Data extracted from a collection
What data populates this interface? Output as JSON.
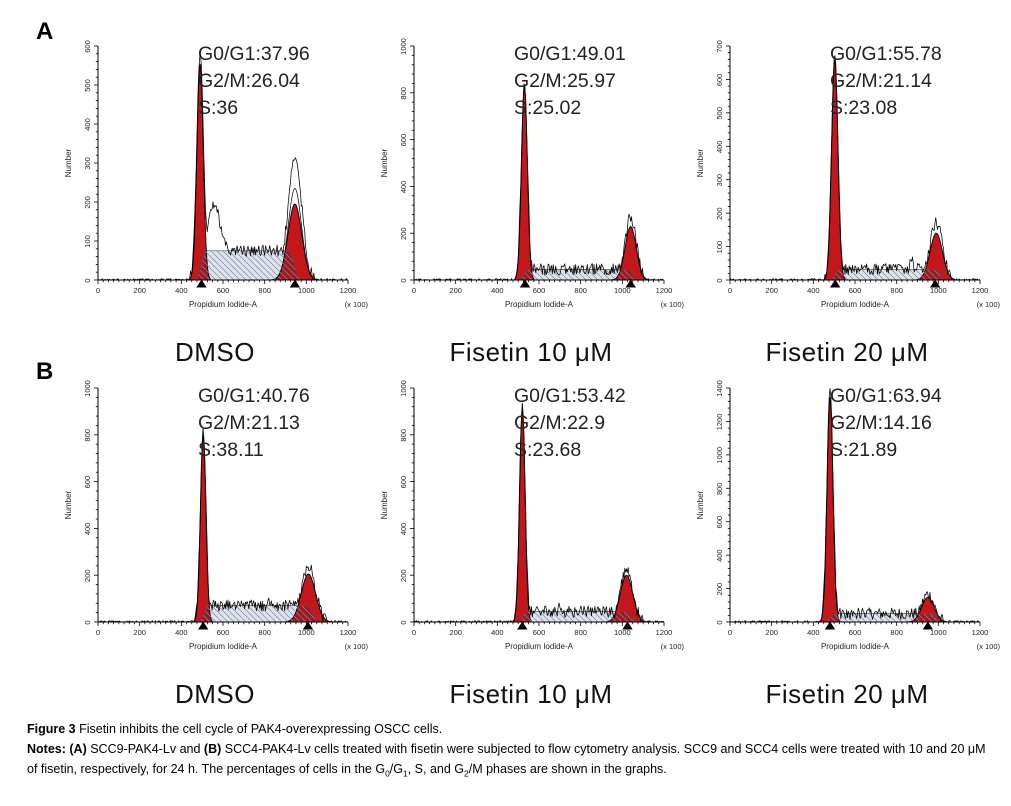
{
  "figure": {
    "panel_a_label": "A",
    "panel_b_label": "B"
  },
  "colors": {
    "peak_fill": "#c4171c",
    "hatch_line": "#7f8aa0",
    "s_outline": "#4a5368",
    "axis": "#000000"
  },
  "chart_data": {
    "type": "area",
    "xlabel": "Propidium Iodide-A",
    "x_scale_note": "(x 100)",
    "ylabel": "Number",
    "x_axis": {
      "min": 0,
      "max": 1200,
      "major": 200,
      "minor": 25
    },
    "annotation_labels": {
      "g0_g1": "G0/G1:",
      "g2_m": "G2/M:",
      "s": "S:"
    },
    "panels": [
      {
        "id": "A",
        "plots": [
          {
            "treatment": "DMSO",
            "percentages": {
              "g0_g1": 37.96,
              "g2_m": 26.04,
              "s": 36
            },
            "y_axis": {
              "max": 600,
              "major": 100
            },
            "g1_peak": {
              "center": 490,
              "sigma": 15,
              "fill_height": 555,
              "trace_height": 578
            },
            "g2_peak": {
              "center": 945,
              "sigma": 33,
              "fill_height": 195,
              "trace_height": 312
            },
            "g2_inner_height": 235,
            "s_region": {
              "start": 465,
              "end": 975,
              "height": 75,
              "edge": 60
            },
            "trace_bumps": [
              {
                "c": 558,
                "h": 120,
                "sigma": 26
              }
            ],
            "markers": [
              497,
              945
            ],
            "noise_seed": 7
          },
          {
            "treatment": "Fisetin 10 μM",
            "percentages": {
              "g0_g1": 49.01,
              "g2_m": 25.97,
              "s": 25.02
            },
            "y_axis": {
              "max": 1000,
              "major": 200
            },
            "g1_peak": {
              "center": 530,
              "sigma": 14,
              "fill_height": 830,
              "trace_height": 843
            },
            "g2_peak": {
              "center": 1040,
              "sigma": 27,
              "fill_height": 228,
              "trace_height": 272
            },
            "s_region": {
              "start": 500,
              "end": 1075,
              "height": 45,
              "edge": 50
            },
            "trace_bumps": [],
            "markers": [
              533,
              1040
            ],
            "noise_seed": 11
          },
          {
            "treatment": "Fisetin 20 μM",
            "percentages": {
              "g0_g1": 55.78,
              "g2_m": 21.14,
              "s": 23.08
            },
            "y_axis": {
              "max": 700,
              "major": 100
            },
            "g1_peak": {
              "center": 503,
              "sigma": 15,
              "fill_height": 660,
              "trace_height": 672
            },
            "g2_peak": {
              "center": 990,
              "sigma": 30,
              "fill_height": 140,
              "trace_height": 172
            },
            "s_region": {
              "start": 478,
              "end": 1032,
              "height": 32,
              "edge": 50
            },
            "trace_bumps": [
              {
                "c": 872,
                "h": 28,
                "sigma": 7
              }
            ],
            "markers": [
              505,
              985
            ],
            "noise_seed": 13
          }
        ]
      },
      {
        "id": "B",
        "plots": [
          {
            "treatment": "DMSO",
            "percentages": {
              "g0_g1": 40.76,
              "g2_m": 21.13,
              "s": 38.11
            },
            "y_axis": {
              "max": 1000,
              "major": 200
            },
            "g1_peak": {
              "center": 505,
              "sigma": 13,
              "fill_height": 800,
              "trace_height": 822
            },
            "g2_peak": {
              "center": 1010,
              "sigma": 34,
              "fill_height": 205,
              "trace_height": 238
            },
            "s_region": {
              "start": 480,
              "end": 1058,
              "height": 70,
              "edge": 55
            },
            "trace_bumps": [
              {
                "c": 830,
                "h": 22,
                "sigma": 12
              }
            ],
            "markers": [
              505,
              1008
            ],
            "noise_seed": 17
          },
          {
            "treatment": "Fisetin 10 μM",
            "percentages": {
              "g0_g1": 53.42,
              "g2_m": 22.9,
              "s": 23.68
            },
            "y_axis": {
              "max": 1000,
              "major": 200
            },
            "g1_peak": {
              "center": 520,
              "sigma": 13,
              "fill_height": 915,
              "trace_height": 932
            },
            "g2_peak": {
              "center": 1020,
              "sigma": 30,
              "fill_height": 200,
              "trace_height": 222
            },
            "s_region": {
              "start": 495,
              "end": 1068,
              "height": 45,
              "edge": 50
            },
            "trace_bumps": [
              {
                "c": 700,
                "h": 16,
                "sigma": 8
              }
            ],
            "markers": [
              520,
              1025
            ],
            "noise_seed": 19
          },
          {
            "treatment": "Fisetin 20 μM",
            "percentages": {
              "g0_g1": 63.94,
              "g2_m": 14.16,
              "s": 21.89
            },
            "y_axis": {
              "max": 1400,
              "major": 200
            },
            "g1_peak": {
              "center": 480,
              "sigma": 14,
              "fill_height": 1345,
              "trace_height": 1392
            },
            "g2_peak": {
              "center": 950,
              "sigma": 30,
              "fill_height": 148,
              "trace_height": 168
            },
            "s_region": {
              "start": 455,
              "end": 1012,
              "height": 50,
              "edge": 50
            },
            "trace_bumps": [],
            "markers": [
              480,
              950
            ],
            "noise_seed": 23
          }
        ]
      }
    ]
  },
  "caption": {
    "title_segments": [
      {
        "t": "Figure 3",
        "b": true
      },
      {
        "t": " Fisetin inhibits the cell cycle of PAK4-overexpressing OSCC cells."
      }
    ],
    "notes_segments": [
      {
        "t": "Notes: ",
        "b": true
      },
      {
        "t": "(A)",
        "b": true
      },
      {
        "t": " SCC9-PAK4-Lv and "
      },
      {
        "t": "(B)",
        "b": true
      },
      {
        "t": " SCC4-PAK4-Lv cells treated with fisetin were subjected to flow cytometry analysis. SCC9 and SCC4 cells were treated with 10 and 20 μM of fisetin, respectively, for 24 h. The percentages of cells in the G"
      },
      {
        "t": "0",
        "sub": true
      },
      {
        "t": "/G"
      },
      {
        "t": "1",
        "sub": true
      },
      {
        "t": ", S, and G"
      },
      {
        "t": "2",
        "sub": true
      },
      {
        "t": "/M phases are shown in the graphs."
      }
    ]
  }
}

* * *

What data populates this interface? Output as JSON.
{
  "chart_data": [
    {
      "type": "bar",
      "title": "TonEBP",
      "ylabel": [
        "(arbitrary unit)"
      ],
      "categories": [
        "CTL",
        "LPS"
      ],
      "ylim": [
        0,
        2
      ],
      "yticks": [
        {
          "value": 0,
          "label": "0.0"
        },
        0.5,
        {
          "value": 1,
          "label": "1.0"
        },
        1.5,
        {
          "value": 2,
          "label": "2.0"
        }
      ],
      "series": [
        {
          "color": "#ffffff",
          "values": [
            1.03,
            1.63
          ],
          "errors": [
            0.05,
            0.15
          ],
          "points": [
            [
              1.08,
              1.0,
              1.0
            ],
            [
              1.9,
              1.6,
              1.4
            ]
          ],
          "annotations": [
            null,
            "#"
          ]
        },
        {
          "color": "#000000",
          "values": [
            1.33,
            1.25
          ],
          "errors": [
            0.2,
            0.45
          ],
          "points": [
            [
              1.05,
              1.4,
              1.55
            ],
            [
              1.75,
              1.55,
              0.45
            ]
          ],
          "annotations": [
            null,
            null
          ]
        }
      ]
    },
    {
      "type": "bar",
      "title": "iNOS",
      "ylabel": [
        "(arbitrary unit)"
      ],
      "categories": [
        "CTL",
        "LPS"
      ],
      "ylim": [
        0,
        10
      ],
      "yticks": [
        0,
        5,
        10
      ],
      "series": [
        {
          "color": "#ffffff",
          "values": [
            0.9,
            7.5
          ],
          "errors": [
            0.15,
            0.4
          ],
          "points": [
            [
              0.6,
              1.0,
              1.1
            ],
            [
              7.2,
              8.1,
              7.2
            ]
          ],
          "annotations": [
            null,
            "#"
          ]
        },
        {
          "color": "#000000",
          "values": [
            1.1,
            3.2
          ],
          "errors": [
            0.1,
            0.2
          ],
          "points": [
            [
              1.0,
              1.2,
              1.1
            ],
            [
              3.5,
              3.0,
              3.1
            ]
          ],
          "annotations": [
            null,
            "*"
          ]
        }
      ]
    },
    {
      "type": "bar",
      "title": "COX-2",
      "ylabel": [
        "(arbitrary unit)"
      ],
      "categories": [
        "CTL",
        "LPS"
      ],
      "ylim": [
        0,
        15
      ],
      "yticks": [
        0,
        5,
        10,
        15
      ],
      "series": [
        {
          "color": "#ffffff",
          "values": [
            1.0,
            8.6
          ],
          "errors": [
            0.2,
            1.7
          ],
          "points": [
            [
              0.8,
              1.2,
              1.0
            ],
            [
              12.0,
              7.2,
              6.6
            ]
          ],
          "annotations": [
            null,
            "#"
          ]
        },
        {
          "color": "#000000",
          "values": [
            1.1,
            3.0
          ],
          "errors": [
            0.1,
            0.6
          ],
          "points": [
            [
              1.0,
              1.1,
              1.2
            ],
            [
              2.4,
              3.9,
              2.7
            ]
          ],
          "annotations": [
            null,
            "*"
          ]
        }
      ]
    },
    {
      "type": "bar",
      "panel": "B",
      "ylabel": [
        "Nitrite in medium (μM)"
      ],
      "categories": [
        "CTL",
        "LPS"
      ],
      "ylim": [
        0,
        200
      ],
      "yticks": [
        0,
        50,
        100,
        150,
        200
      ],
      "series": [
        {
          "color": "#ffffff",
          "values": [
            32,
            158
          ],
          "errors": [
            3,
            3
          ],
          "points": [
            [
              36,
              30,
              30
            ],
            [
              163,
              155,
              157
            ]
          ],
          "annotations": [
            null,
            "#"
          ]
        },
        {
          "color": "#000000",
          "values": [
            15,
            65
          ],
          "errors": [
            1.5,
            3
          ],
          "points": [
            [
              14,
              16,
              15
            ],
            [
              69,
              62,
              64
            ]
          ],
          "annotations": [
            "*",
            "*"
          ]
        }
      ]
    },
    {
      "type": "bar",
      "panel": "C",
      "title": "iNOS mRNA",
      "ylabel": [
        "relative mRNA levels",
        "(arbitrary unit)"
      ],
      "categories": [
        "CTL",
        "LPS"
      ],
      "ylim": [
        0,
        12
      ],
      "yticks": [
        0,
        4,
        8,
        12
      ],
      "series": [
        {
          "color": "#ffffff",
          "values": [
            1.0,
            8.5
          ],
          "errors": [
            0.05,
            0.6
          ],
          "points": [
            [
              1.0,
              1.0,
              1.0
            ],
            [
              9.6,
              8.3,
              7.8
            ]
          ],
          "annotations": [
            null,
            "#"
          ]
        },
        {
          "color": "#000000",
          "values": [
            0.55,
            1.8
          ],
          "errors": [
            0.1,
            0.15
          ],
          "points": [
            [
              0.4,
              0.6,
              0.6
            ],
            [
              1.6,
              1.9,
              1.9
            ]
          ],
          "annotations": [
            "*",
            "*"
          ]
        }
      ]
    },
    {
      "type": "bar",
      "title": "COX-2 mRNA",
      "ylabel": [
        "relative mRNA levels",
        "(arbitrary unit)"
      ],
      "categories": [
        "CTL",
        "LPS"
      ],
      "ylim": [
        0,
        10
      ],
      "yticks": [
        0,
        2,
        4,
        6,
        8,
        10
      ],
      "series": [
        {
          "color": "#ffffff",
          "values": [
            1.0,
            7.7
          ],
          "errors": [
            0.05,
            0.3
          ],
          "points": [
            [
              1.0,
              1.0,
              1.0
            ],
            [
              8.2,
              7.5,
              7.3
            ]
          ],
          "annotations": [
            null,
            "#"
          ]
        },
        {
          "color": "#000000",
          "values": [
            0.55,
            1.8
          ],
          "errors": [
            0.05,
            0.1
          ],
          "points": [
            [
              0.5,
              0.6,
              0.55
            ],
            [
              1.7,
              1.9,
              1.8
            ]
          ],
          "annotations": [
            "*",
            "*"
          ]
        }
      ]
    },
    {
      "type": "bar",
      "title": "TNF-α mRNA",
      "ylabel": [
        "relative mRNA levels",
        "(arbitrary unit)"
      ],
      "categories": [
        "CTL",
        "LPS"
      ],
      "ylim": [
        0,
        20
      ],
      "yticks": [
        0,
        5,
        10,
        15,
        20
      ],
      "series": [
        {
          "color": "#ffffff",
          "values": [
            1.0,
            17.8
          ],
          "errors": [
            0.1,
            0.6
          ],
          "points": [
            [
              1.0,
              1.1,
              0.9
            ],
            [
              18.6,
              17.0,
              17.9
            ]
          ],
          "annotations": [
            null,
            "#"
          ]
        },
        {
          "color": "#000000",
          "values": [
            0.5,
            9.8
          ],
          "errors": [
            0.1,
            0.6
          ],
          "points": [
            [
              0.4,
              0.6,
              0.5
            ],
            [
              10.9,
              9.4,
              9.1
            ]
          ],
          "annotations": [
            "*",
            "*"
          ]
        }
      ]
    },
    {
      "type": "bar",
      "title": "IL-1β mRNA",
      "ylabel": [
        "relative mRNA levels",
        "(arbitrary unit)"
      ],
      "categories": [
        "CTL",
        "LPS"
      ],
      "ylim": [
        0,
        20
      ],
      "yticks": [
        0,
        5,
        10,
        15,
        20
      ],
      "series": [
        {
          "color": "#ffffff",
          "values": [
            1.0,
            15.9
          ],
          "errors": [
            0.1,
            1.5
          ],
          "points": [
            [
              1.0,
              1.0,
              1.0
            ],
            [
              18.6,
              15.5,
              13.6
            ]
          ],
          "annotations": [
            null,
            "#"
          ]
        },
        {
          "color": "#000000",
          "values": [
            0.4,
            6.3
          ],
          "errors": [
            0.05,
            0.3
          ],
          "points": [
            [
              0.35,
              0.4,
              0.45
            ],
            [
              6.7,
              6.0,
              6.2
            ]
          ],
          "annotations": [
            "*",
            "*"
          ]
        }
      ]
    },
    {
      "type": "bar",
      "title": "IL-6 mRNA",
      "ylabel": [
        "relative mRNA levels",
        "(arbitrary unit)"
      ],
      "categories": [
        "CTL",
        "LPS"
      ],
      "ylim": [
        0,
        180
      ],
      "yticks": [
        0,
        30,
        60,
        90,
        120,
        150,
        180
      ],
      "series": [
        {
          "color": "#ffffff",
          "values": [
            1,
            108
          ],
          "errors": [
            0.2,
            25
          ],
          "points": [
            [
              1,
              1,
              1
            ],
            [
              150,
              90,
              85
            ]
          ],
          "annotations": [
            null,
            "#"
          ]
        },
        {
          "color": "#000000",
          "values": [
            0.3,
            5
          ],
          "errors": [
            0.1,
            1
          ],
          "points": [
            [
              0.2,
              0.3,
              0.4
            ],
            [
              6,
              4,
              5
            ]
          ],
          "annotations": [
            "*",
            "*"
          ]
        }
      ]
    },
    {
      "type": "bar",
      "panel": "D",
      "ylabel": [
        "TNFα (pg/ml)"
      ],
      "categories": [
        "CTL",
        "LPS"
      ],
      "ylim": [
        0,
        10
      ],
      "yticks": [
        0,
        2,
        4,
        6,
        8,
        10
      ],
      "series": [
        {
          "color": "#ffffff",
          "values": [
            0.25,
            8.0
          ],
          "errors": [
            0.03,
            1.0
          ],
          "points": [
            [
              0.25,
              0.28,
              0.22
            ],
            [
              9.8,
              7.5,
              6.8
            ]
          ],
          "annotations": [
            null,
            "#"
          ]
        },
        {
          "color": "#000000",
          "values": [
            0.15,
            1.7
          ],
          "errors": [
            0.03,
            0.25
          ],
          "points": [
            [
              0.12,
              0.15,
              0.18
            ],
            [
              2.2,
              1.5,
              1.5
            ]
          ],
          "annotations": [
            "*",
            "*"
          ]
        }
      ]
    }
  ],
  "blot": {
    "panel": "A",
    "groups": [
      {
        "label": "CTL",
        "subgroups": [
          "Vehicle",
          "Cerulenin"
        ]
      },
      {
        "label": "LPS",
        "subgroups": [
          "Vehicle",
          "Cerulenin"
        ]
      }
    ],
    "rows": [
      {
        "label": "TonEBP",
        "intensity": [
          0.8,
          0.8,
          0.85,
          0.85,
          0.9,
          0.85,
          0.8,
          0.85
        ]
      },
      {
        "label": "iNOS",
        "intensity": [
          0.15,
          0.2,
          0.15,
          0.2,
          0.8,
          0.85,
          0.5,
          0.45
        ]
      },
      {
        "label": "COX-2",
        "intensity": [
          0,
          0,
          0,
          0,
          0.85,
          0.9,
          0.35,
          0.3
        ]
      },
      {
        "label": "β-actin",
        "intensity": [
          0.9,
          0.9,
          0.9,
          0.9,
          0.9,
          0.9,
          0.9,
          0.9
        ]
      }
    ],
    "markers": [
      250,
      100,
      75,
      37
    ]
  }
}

**AIM OF THE TASK:**
If a line in the records above contains the word "start", copy it.

**RESULT OF THIS EXERCISE:**
              "start": 465,
              "start": 500,
              "start": 478,
              "start": 480,
              "start": 495,
              "start": 455,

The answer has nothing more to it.